== THE EXERCISE ==
From the listing that follows, extract every line and set it down unaltered.

::: PROVIDED INFORMATION

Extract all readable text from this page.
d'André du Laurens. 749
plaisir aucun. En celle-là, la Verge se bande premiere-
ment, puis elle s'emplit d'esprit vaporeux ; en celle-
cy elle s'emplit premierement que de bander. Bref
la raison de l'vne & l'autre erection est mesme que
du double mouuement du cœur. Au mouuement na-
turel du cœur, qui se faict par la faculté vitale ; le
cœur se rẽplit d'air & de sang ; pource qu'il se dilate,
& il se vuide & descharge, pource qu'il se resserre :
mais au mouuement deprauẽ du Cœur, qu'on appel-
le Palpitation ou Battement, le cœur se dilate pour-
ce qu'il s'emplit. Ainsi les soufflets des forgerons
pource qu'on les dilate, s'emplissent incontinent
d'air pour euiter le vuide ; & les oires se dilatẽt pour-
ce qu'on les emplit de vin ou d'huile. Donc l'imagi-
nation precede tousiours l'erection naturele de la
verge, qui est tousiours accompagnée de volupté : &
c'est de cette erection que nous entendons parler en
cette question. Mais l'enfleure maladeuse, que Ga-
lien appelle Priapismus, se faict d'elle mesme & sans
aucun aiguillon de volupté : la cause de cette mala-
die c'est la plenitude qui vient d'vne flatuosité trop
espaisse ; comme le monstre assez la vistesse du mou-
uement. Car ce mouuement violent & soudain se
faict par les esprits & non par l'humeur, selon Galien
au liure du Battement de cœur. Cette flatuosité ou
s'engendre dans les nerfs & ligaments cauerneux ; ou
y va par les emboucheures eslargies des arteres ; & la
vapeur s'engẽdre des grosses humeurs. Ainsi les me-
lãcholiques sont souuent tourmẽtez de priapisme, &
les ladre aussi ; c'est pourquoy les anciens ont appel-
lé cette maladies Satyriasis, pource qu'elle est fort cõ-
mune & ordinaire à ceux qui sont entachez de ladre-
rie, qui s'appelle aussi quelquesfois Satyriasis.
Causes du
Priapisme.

::::::

== SOLVED EXERCISE ==
Extract all readable text from this page.
d'André du Laurens. 749
plaisir aucun. En celle-là, la Verge se bande premiere-
ment, puis elle s'emplit d'esprit vaporeux ; en celle-
cy elle s'emplit premierement que de bander. Bref
la raison de l'vne & l'autre erection est mesme que
du double mouuement du cœur. Au mouuement na-
turel du cœur, qui se faict par la faculté vitale ; le
cœur se rẽplit d'air & de sang ; pource qu'il se dilate,
& il se vuide & descharge, pource qu'il se resserre :
mais au mouuement deprauẽ du Cœur, qu'on appel-
le Palpitation ou Battement, le cœur se dilate pour-
ce qu'il s'emplit. Ainsi les soufflets des forgerons
pource qu'on les dilate, s'emplissent incontinent
d'air pour euiter le vuide ; & les oires se dilatẽt pour-
ce qu'on les emplit de vin ou d'huile. Donc l'imagi-
nation precede tousiours l'erection naturele de la
verge, qui est tousiours accompagnée de volupté : &
c'est de cette erection que nous entendons parler en
cette question. Mais l'enfleure maladeuse, que Ga-
lien appelle Priapismus, se faict d'elle mesme & sans
aucun aiguillon de volupté : la cause de cette mala-
die c'est la plenitude qui vient d'vne flatuosité trop
espaisse ; comme le monstre assez la vistesse du mou-
uement. Car ce mouuement violent & soudain se
faict par les esprits & non par l'humeur, selon Galien
au liure du Battement de cœur. Cette flatuosité ou
s'engendre dans les nerfs & ligaments cauerneux ; ou
y va par les emboucheures eslargies des arteres ; & la
vapeur s'engẽdre des grosses humeurs. Ainsi les me-
lãcholiques sont souuent tourmẽtez de priapisme, &
les ladre aussi ; c'est pourquoy les anciens ont appel-
lé cette maladies Satyriasis, pource qu'elle est fort cõ-
mune & ordinaire à ceux qui sont entachez de ladre-
rie, qui s'appelle aussi quelquesfois Satyriasis.
Causes du
Priapisme.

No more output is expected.